→ RECORDS SHOWN:
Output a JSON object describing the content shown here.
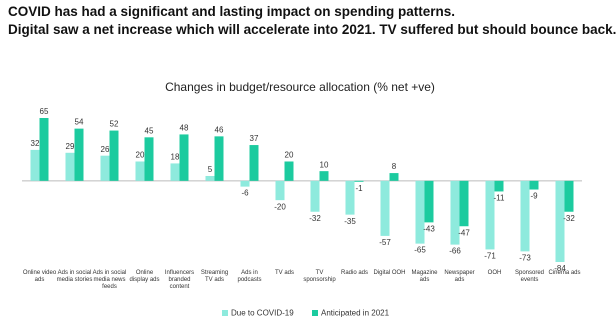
{
  "header": {
    "line1": "COVID has had a significant and lasting impact on spending patterns.",
    "line2": "Digital saw a net increase which will accelerate into 2021. TV suffered but should bounce back."
  },
  "chart_data": {
    "type": "bar",
    "title": "Changes in budget/resource allocation (% net +ve)",
    "categories": [
      "Online video ads",
      "Ads in social media stories",
      "Ads in social media news feeds",
      "Online display ads",
      "Influencers branded content",
      "Streaming TV ads",
      "Ads in podcasts",
      "TV ads",
      "TV sponsorship",
      "Radio ads",
      "Digital OOH",
      "Magazine ads",
      "Newspaper ads",
      "OOH",
      "Sponsored events",
      "Cinema ads"
    ],
    "series": [
      {
        "name": "Due to COVID-19",
        "color": "#8eeadd",
        "values": [
          32,
          29,
          26,
          20,
          18,
          5,
          -6,
          -20,
          -32,
          -35,
          -57,
          -65,
          -66,
          -71,
          -73,
          -84
        ]
      },
      {
        "name": "Anticipated in 2021",
        "color": "#1ccb9f",
        "values": [
          65,
          54,
          52,
          45,
          48,
          46,
          37,
          20,
          10,
          -1,
          8,
          -43,
          -47,
          -11,
          -9,
          -32
        ]
      }
    ]
  }
}
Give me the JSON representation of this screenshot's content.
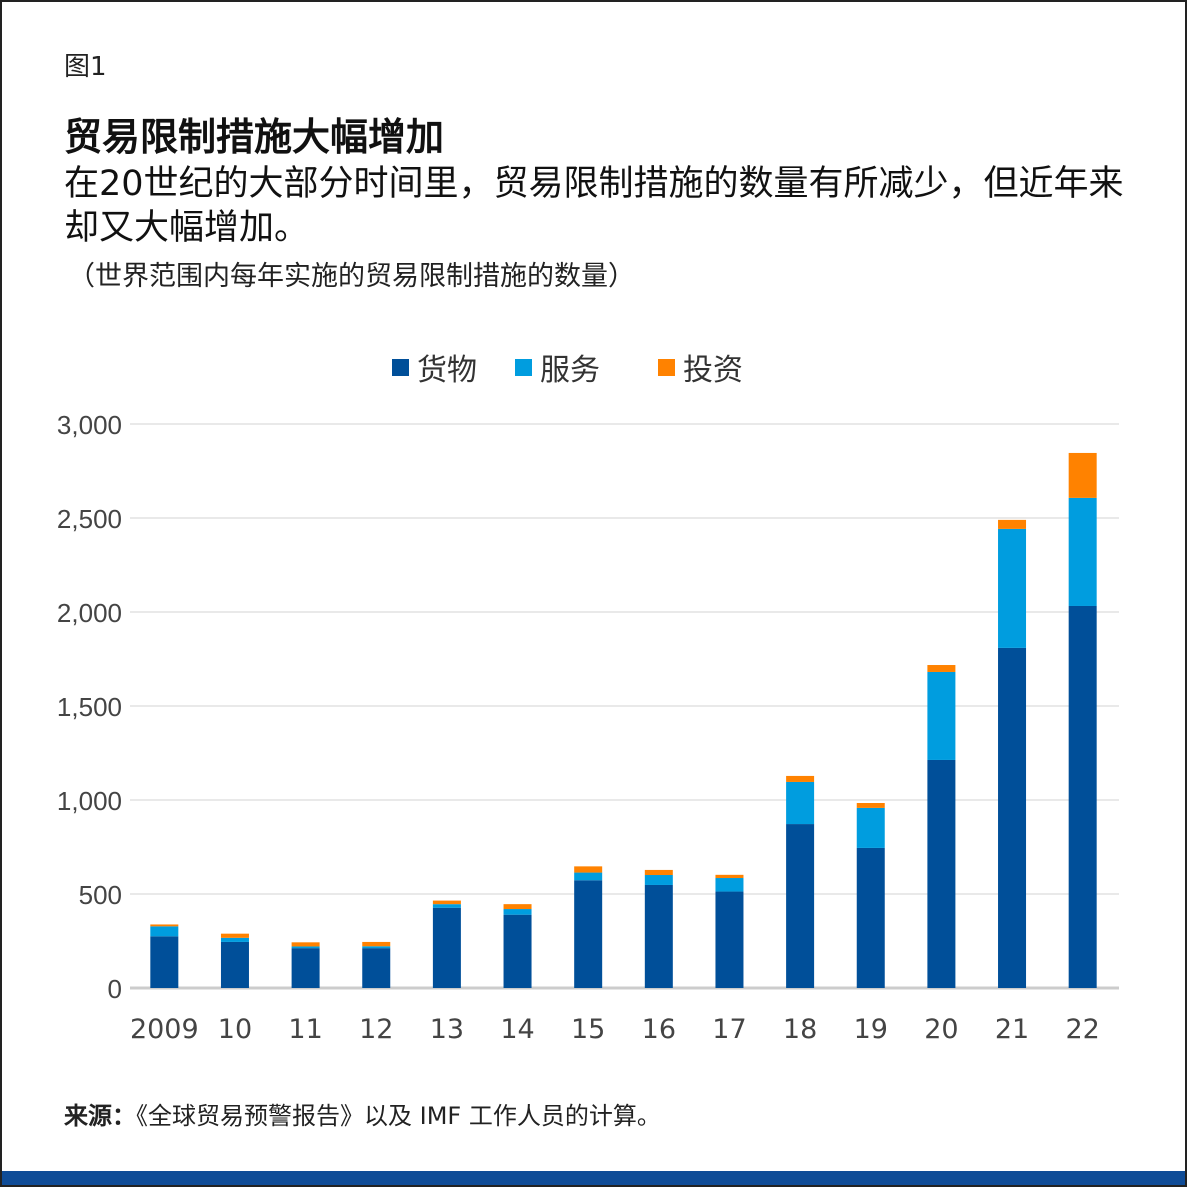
{
  "figure_label": "图1",
  "title": "贸易限制措施大幅增加",
  "subtitle": "在20世纪的大部分时间里，贸易限制措施的数量有所减少，但近年来却又大幅增加。",
  "note": "（世界范围内每年实施的贸易限制措施的数量）",
  "source_label": "来源：",
  "source_text": "《全球贸易预警报告》以及 IMF 工作人员的计算。",
  "chart_data": {
    "type": "bar",
    "stacked": true,
    "categories": [
      "2009",
      "10",
      "11",
      "12",
      "13",
      "14",
      "15",
      "16",
      "17",
      "18",
      "19",
      "20",
      "21",
      "22"
    ],
    "series": [
      {
        "name": "货物",
        "color": "#004f99",
        "values": [
          275,
          245,
          212,
          212,
          427,
          390,
          573,
          548,
          513,
          872,
          745,
          1213,
          1809,
          2032
        ]
      },
      {
        "name": "服务",
        "color": "#009ddf",
        "values": [
          53,
          22,
          9,
          10,
          19,
          30,
          41,
          53,
          72,
          224,
          213,
          468,
          633,
          575
        ]
      },
      {
        "name": "投资",
        "color": "#ff8200",
        "values": [
          10,
          22,
          22,
          23,
          19,
          26,
          33,
          27,
          17,
          32,
          26,
          37,
          48,
          239
        ]
      }
    ],
    "ylim": [
      0,
      3000
    ],
    "yticks": [
      0,
      500,
      1000,
      1500,
      2000,
      2500,
      3000
    ],
    "ytick_labels": [
      "0",
      "500",
      "1,000",
      "1,500",
      "2,000",
      "2,500",
      "3,000"
    ],
    "grid": true,
    "legend": "top-center"
  }
}
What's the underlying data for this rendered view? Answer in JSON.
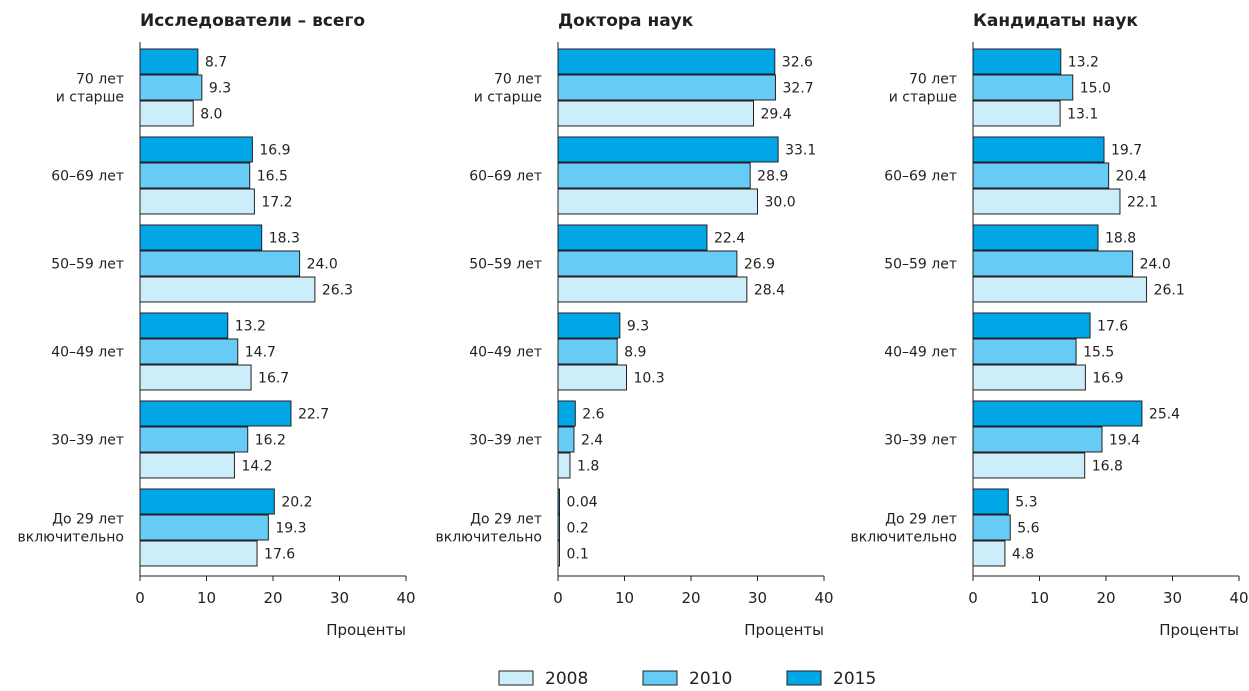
{
  "chart_data": {
    "type": "bar",
    "orientation": "horizontal",
    "categories": [
      "70 лет и старше",
      "60–69 лет",
      "50–59 лет",
      "40–49 лет",
      "30–39 лет",
      "До 29 лет включительно"
    ],
    "category_lines": [
      [
        "70 лет",
        "и старше"
      ],
      [
        "60–69 лет"
      ],
      [
        "50–59 лет"
      ],
      [
        "40–49 лет"
      ],
      [
        "30–39 лет"
      ],
      [
        "До 29 лет",
        "включительно"
      ]
    ],
    "legend": {
      "position": "bottom-center",
      "entries": [
        "2008",
        "2010",
        "2015"
      ]
    },
    "colors": {
      "2008": "#cceefb",
      "2010": "#66ccf5",
      "2015": "#00a6e6",
      "edge": "#231f20",
      "text": "#231f20"
    },
    "grid": false,
    "panels": [
      {
        "title": "Исследователи – всего",
        "xlabel": "Проценты",
        "xlim": [
          0,
          40
        ],
        "xticks": [
          0,
          10,
          20,
          30,
          40
        ],
        "series": [
          {
            "name": "2015",
            "values": [
              8.7,
              16.9,
              18.3,
              13.2,
              22.7,
              20.2
            ],
            "labels": [
              "8.7",
              "16.9",
              "18.3",
              "13.2",
              "22.7",
              "20.2"
            ]
          },
          {
            "name": "2010",
            "values": [
              9.3,
              16.5,
              24.0,
              14.7,
              16.2,
              19.3
            ],
            "labels": [
              "9.3",
              "16.5",
              "24.0",
              "14.7",
              "16.2",
              "19.3"
            ]
          },
          {
            "name": "2008",
            "values": [
              8.0,
              17.2,
              26.3,
              16.7,
              14.2,
              17.6
            ],
            "labels": [
              "8.0",
              "17.2",
              "26.3",
              "16.7",
              "14.2",
              "17.6"
            ]
          }
        ]
      },
      {
        "title": "Доктора наук",
        "xlabel": "Проценты",
        "xlim": [
          0,
          40
        ],
        "xticks": [
          0,
          10,
          20,
          30,
          40
        ],
        "series": [
          {
            "name": "2015",
            "values": [
              32.6,
              33.1,
              22.4,
              9.3,
              2.6,
              0.04
            ],
            "labels": [
              "32.6",
              "33.1",
              "22.4",
              "9.3",
              "2.6",
              "0.04"
            ]
          },
          {
            "name": "2010",
            "values": [
              32.7,
              28.9,
              26.9,
              8.9,
              2.4,
              0.2
            ],
            "labels": [
              "32.7",
              "28.9",
              "26.9",
              "8.9",
              "2.4",
              "0.2"
            ]
          },
          {
            "name": "2008",
            "values": [
              29.4,
              30.0,
              28.4,
              10.3,
              1.8,
              0.1
            ],
            "labels": [
              "29.4",
              "30.0",
              "28.4",
              "10.3",
              "1.8",
              "0.1"
            ]
          }
        ]
      },
      {
        "title": "Кандидаты наук",
        "xlabel": "Проценты",
        "xlim": [
          0,
          40
        ],
        "xticks": [
          0,
          10,
          20,
          30,
          40
        ],
        "series": [
          {
            "name": "2015",
            "values": [
              13.2,
              19.7,
              18.8,
              17.6,
              25.4,
              5.3
            ],
            "labels": [
              "13.2",
              "19.7",
              "18.8",
              "17.6",
              "25.4",
              "5.3"
            ]
          },
          {
            "name": "2010",
            "values": [
              15.0,
              20.4,
              24.0,
              15.5,
              19.4,
              5.6
            ],
            "labels": [
              "15.0",
              "20.4",
              "24.0",
              "15.5",
              "19.4",
              "5.6"
            ]
          },
          {
            "name": "2008",
            "values": [
              13.1,
              22.1,
              26.1,
              16.9,
              16.8,
              4.8
            ],
            "labels": [
              "13.1",
              "22.1",
              "26.1",
              "16.9",
              "16.8",
              "4.8"
            ]
          }
        ]
      }
    ]
  }
}
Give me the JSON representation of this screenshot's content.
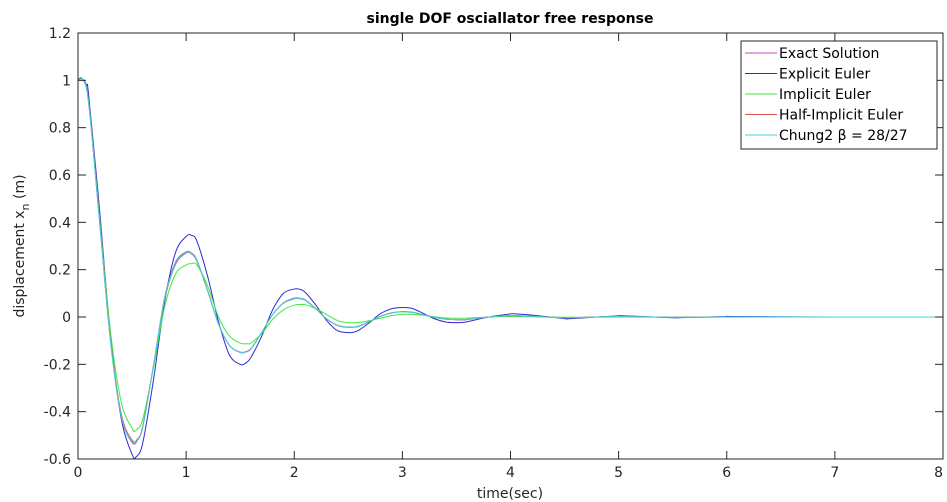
{
  "chart_data": {
    "type": "line",
    "title": "single DOF osciallator free response",
    "xlabel": "time(sec)",
    "ylabel": "displacement x",
    "ylabel_subscript": "n",
    "ylabel_unit": " (m)",
    "xlim": [
      0,
      8
    ],
    "ylim": [
      -0.6,
      1.2
    ],
    "xticks": [
      0,
      1,
      2,
      3,
      4,
      5,
      6,
      7,
      8
    ],
    "xtick_labels": [
      "0",
      "1",
      "2",
      "3",
      "4",
      "5",
      "6",
      "7",
      "8"
    ],
    "yticks": [
      -0.6,
      -0.4,
      -0.2,
      0,
      0.2,
      0.4,
      0.6,
      0.8,
      1,
      1.2
    ],
    "ytick_labels": [
      "-0.6",
      "-0.4",
      "-0.2",
      "0",
      "0.2",
      "0.4",
      "0.6",
      "0.8",
      "1",
      "1.2"
    ],
    "grid": false,
    "legend_position": "top-right",
    "series": [
      {
        "name": "Exact Solution",
        "color": "#c04bc0",
        "x": [
          0,
          0.05,
          0.1,
          0.2,
          0.3,
          0.4,
          0.5,
          0.55,
          0.6,
          0.7,
          0.8,
          0.9,
          1.0,
          1.05,
          1.1,
          1.2,
          1.3,
          1.4,
          1.5,
          1.55,
          1.6,
          1.7,
          1.8,
          1.9,
          2.0,
          2.05,
          2.1,
          2.2,
          2.3,
          2.4,
          2.5,
          2.55,
          2.6,
          2.7,
          2.8,
          2.9,
          3.0,
          3.05,
          3.1,
          3.2,
          3.3,
          3.4,
          3.5,
          3.55,
          3.6,
          3.8,
          4.0,
          4.05,
          4.2,
          4.5,
          4.55,
          4.8,
          5.0,
          5.05,
          5.5,
          6.0,
          7.0,
          8.0
        ],
        "y": [
          1.0,
          1.0,
          0.9,
          0.4,
          -0.1,
          -0.42,
          -0.53,
          -0.52,
          -0.46,
          -0.2,
          0.08,
          0.23,
          0.275,
          0.27,
          0.24,
          0.11,
          -0.03,
          -0.12,
          -0.15,
          -0.148,
          -0.135,
          -0.065,
          0.01,
          0.06,
          0.08,
          0.079,
          0.073,
          0.035,
          -0.008,
          -0.036,
          -0.044,
          -0.043,
          -0.039,
          -0.019,
          0.003,
          0.018,
          0.023,
          0.022,
          0.02,
          0.009,
          -0.002,
          -0.009,
          -0.012,
          -0.012,
          -0.011,
          0.0,
          0.006,
          0.006,
          0.003,
          -0.003,
          -0.003,
          0.0,
          0.002,
          0.002,
          -0.001,
          0.0,
          0.0,
          0.0
        ]
      },
      {
        "name": "Explicit Euler",
        "color": "#2b2bd6",
        "x": [
          0,
          0.03,
          0.08,
          0.1,
          0.2,
          0.3,
          0.4,
          0.5,
          0.54,
          0.6,
          0.7,
          0.8,
          0.9,
          1.0,
          1.05,
          1.1,
          1.2,
          1.3,
          1.4,
          1.5,
          1.55,
          1.6,
          1.7,
          1.8,
          1.9,
          2.0,
          2.05,
          2.1,
          2.2,
          2.3,
          2.4,
          2.5,
          2.55,
          2.6,
          2.7,
          2.8,
          2.9,
          3.0,
          3.05,
          3.1,
          3.2,
          3.3,
          3.4,
          3.5,
          3.55,
          3.6,
          3.8,
          4.0,
          4.05,
          4.2,
          4.5,
          4.55,
          4.8,
          5.0,
          5.05,
          5.5,
          5.55,
          6.0,
          6.05,
          7.0,
          8.0
        ],
        "y": [
          1.0,
          1.01,
          0.98,
          0.93,
          0.45,
          -0.08,
          -0.43,
          -0.58,
          -0.59,
          -0.53,
          -0.26,
          0.06,
          0.27,
          0.34,
          0.345,
          0.32,
          0.17,
          -0.02,
          -0.16,
          -0.2,
          -0.195,
          -0.17,
          -0.08,
          0.03,
          0.1,
          0.118,
          0.117,
          0.105,
          0.05,
          -0.015,
          -0.058,
          -0.066,
          -0.064,
          -0.055,
          -0.022,
          0.015,
          0.035,
          0.04,
          0.039,
          0.035,
          0.014,
          -0.008,
          -0.021,
          -0.024,
          -0.023,
          -0.02,
          0.0,
          0.013,
          0.013,
          0.008,
          -0.007,
          -0.007,
          0.0,
          0.005,
          0.005,
          -0.003,
          -0.003,
          0.002,
          0.002,
          0.0,
          0.0
        ]
      },
      {
        "name": "Implicit Euler",
        "color": "#3ee83e",
        "x": [
          0,
          0.05,
          0.1,
          0.2,
          0.3,
          0.4,
          0.5,
          0.53,
          0.6,
          0.7,
          0.8,
          0.9,
          1.0,
          1.05,
          1.1,
          1.2,
          1.3,
          1.4,
          1.5,
          1.57,
          1.6,
          1.7,
          1.8,
          1.9,
          2.0,
          2.08,
          2.1,
          2.2,
          2.3,
          2.4,
          2.5,
          2.6,
          2.7,
          2.8,
          2.9,
          3.0,
          3.1,
          3.2,
          3.4,
          3.6,
          3.8,
          4.0,
          4.5,
          5.0,
          6.0,
          7.0,
          8.0
        ],
        "y": [
          1.0,
          1.0,
          0.9,
          0.42,
          -0.06,
          -0.36,
          -0.47,
          -0.48,
          -0.43,
          -0.21,
          0.04,
          0.18,
          0.22,
          0.225,
          0.22,
          0.13,
          0.0,
          -0.08,
          -0.11,
          -0.113,
          -0.11,
          -0.07,
          -0.01,
          0.03,
          0.05,
          0.053,
          0.052,
          0.035,
          0.01,
          -0.015,
          -0.024,
          -0.023,
          -0.015,
          -0.005,
          0.006,
          0.011,
          0.011,
          0.007,
          -0.004,
          -0.005,
          0.0,
          0.002,
          -0.001,
          0.0,
          0.0,
          0.0,
          0.0
        ]
      },
      {
        "name": "Half-Implicit Euler",
        "color": "#d65050",
        "x": [
          0,
          0.05,
          0.1,
          0.2,
          0.3,
          0.4,
          0.5,
          0.55,
          0.6,
          0.7,
          0.8,
          0.9,
          1.0,
          1.05,
          1.1,
          1.2,
          1.3,
          1.4,
          1.5,
          1.55,
          1.6,
          1.7,
          1.8,
          1.9,
          2.0,
          2.05,
          2.1,
          2.2,
          2.3,
          2.4,
          2.5,
          2.55,
          2.6,
          2.7,
          2.8,
          2.9,
          3.0,
          3.05,
          3.1,
          3.2,
          3.3,
          3.4,
          3.5,
          3.55,
          3.6,
          3.8,
          4.0,
          4.2,
          4.5,
          4.8,
          5.0,
          5.5,
          6.0,
          7.0,
          8.0
        ],
        "y": [
          1.0,
          1.0,
          0.9,
          0.41,
          -0.09,
          -0.41,
          -0.52,
          -0.515,
          -0.46,
          -0.2,
          0.07,
          0.22,
          0.27,
          0.266,
          0.235,
          0.11,
          -0.03,
          -0.12,
          -0.148,
          -0.146,
          -0.133,
          -0.064,
          0.01,
          0.058,
          0.077,
          0.077,
          0.071,
          0.034,
          -0.008,
          -0.035,
          -0.043,
          -0.042,
          -0.038,
          -0.018,
          0.003,
          0.017,
          0.022,
          0.021,
          0.019,
          0.009,
          -0.002,
          -0.009,
          -0.011,
          -0.011,
          -0.01,
          0.0,
          0.006,
          0.003,
          -0.003,
          0.0,
          0.002,
          -0.001,
          0.0,
          0.0,
          0.0
        ]
      },
      {
        "name": "Chung2 β = 28/27",
        "color": "#3ed6d6",
        "x": [
          0,
          0.05,
          0.1,
          0.2,
          0.3,
          0.4,
          0.5,
          0.54,
          0.6,
          0.7,
          0.8,
          0.9,
          1.0,
          1.05,
          1.1,
          1.2,
          1.3,
          1.4,
          1.5,
          1.55,
          1.6,
          1.7,
          1.8,
          1.9,
          2.0,
          2.05,
          2.1,
          2.2,
          2.3,
          2.4,
          2.5,
          2.55,
          2.6,
          2.7,
          2.8,
          2.9,
          3.0,
          3.05,
          3.1,
          3.2,
          3.3,
          3.4,
          3.5,
          3.55,
          3.6,
          3.8,
          4.0,
          4.2,
          4.5,
          4.8,
          5.0,
          5.5,
          6.0,
          7.0,
          8.0
        ],
        "y": [
          1.0,
          1.0,
          0.9,
          0.4,
          -0.1,
          -0.42,
          -0.525,
          -0.52,
          -0.465,
          -0.2,
          0.075,
          0.225,
          0.272,
          0.268,
          0.238,
          0.108,
          -0.03,
          -0.12,
          -0.149,
          -0.147,
          -0.134,
          -0.065,
          0.01,
          0.059,
          0.078,
          0.078,
          0.072,
          0.034,
          -0.008,
          -0.035,
          -0.043,
          -0.042,
          -0.038,
          -0.018,
          0.003,
          0.017,
          0.022,
          0.021,
          0.019,
          0.009,
          -0.002,
          -0.009,
          -0.011,
          -0.011,
          -0.01,
          0.0,
          0.006,
          0.003,
          -0.003,
          0.0,
          0.002,
          -0.001,
          0.0,
          0.0,
          0.0
        ]
      }
    ]
  }
}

→ EXERCISE OBJECTIVE:
Using the listing above, list every line in which the string "Digital" occurs.

→ FINAL ANSWER:
    "line2": "Digital saw a net increase which will accelerate into 2021. TV suffered but should bounce back."
      "Digital OOH",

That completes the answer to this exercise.